• _Exercise task_: Nothing in the data should change when you return it, but leave the pictures out.

(Collection entries)
******************************

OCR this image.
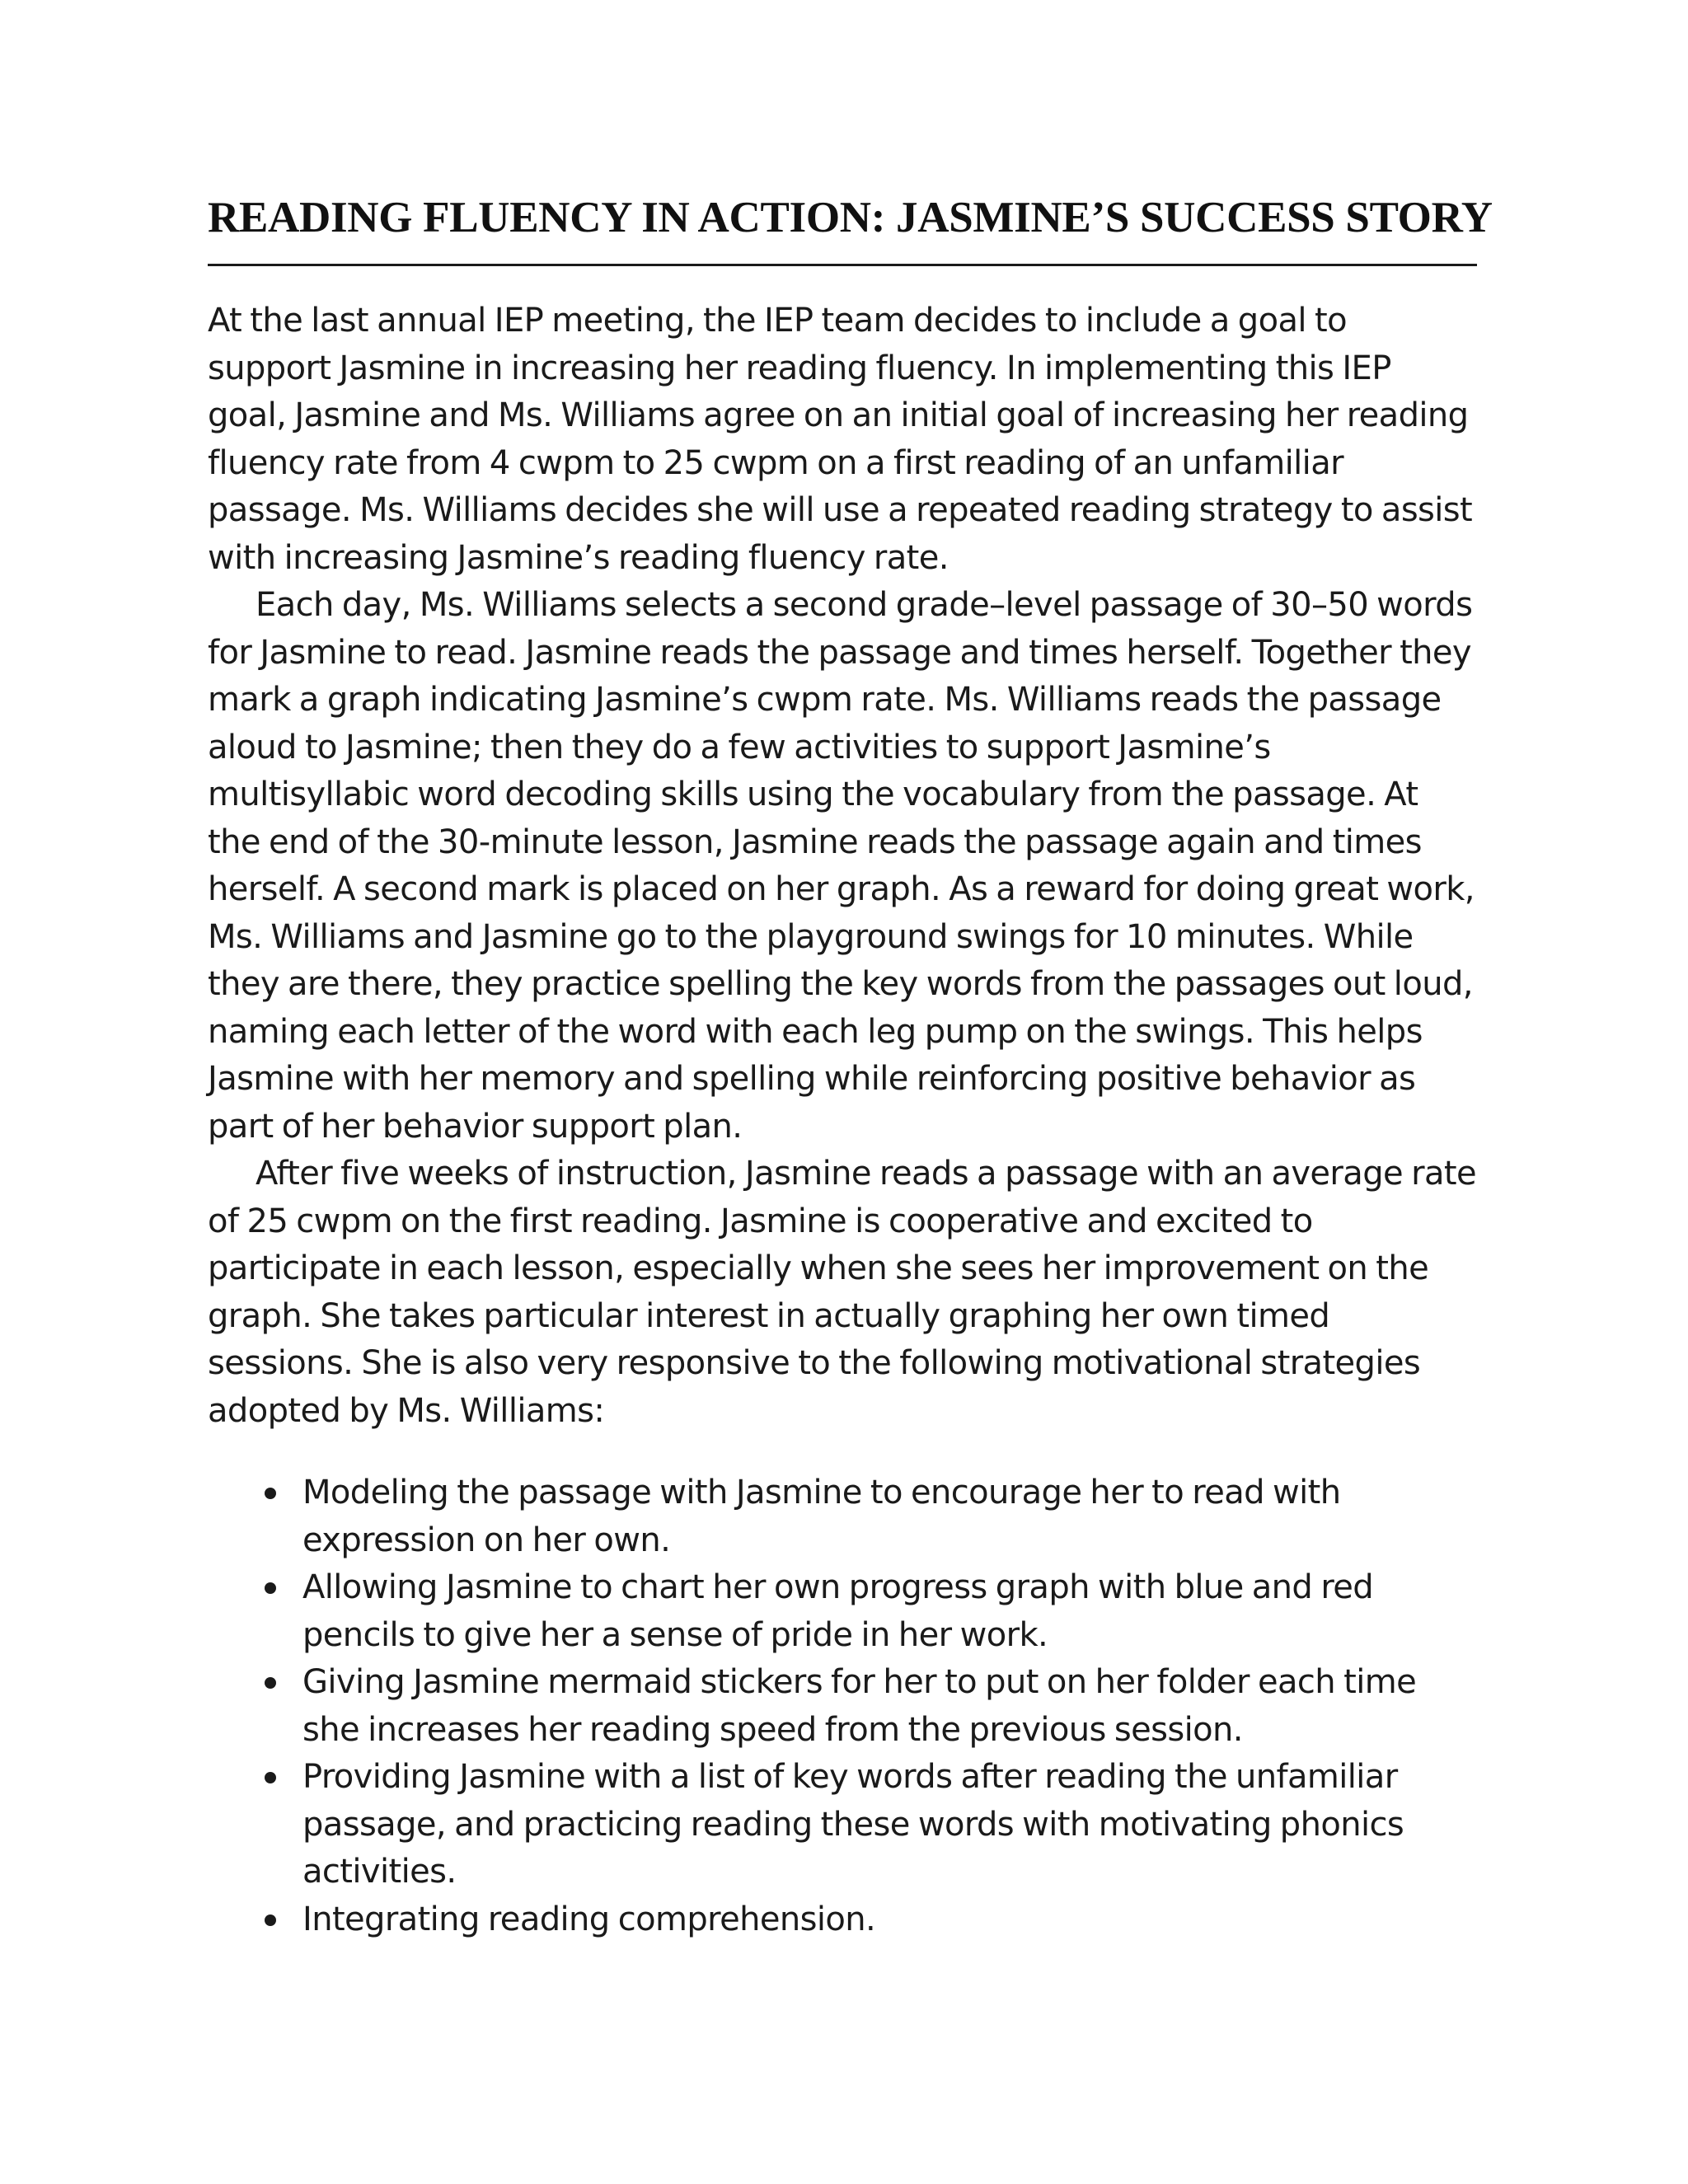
READING FLUENCY IN ACTION: JASMINE’S SUCCESS STORY

At the last annual IEP meeting, the IEP team decides to include a goal to support Jasmine in increasing her reading fluency. In implementing this IEP goal, Jasmine and Ms. Williams agree on an initial goal of increasing her reading fluency rate from 4 cwpm to 25 cwpm on a first reading of an unfamiliar passage. Ms. Williams decides she will use a repeated reading strategy to assist with increasing Jasmine’s reading fluency rate.

Each day, Ms. Williams selects a second grade–level passage of 30–50 words for Jasmine to read. Jasmine reads the passage and times herself. Together they mark a graph indicating Jasmine’s cwpm rate. Ms. Williams reads the passage aloud to Jasmine; then they do a few activities to support Jasmine’s multisyllabic word decoding skills using the vocabulary from the passage. At the end of the 30-minute lesson, Jasmine reads the passage again and times herself. A second mark is placed on her graph. As a reward for doing great work, Ms. Williams and Jasmine go to the playground swings for 10 minutes. While they are there, they practice spelling the key words from the passages out loud, naming each letter of the word with each leg pump on the swings. This helps Jasmine with her memory and spelling while reinforcing positive behavior as part of her behavior support plan.

After five weeks of instruction, Jasmine reads a passage with an average rate of 25 cwpm on the first reading. Jasmine is cooperative and excited to participate in each lesson, especially when she sees her improvement on the graph. She takes particular interest in actually graphing her own timed sessions. She is also very responsive to the following motivational strategies adopted by Ms. Williams:

Modeling the passage with Jasmine to encourage her to read with expression on her own.
Allowing Jasmine to chart her own progress graph with blue and red pencils to give her a sense of pride in her work.
Giving Jasmine mermaid stickers for her to put on her folder each time she increases her reading speed from the previous session.
Providing Jasmine with a list of key words after reading the unfamiliar passage, and practicing reading these words with motivating phonics activities.
Integrating reading comprehension.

******************************

• _Solution_:
OCR this image.
READING FLUENCY IN ACTION: JASMINE’S SUCCESS STORY

At the last annual IEP meeting, the IEP team decides to include a goal to support Jasmine in increasing her reading fluency. In implementing this IEP goal, Jasmine and Ms. Williams agree on an initial goal of increasing her reading fluency rate from 4 cwpm to 25 cwpm on a first reading of an unfamiliar passage. Ms. Williams decides she will use a repeated reading strategy to assist with increasing Jasmine’s reading fluency rate.

Each day, Ms. Williams selects a second grade–level passage of 30–50 words for Jasmine to read. Jasmine reads the passage and times herself. Together they mark a graph indicating Jasmine’s cwpm rate. Ms. Williams reads the passage aloud to Jasmine; then they do a few activities to support Jasmine’s multisyllabic word decoding skills using the vocabulary from the passage. At the end of the 30-minute lesson, Jasmine reads the passage again and times herself. A second mark is placed on her graph. As a reward for doing great work, Ms. Williams and Jasmine go to the playground swings for 10 minutes. While they are there, they practice spelling the key words from the passages out loud, naming each letter of the word with each leg pump on the swings. This helps Jasmine with her memory and spelling while reinforcing positive behavior as part of her behavior support plan.

After five weeks of instruction, Jasmine reads a passage with an average rate of 25 cwpm on the first reading. Jasmine is cooperative and excited to participate in each lesson, especially when she sees her improvement on the graph. She takes particular interest in actually graphing her own timed sessions. She is also very responsive to the following motivational strategies adopted by Ms. Williams:

Modeling the passage with Jasmine to encourage her to read with expression on her own.
Allowing Jasmine to chart her own progress graph with blue and red pencils to give her a sense of pride in her work.
Giving Jasmine mermaid stickers for her to put on her folder each time she increases her reading speed from the previous session.
Providing Jasmine with a list of key words after reading the unfamiliar passage, and practicing reading these words with motivating phonics activities.
Integrating reading comprehension.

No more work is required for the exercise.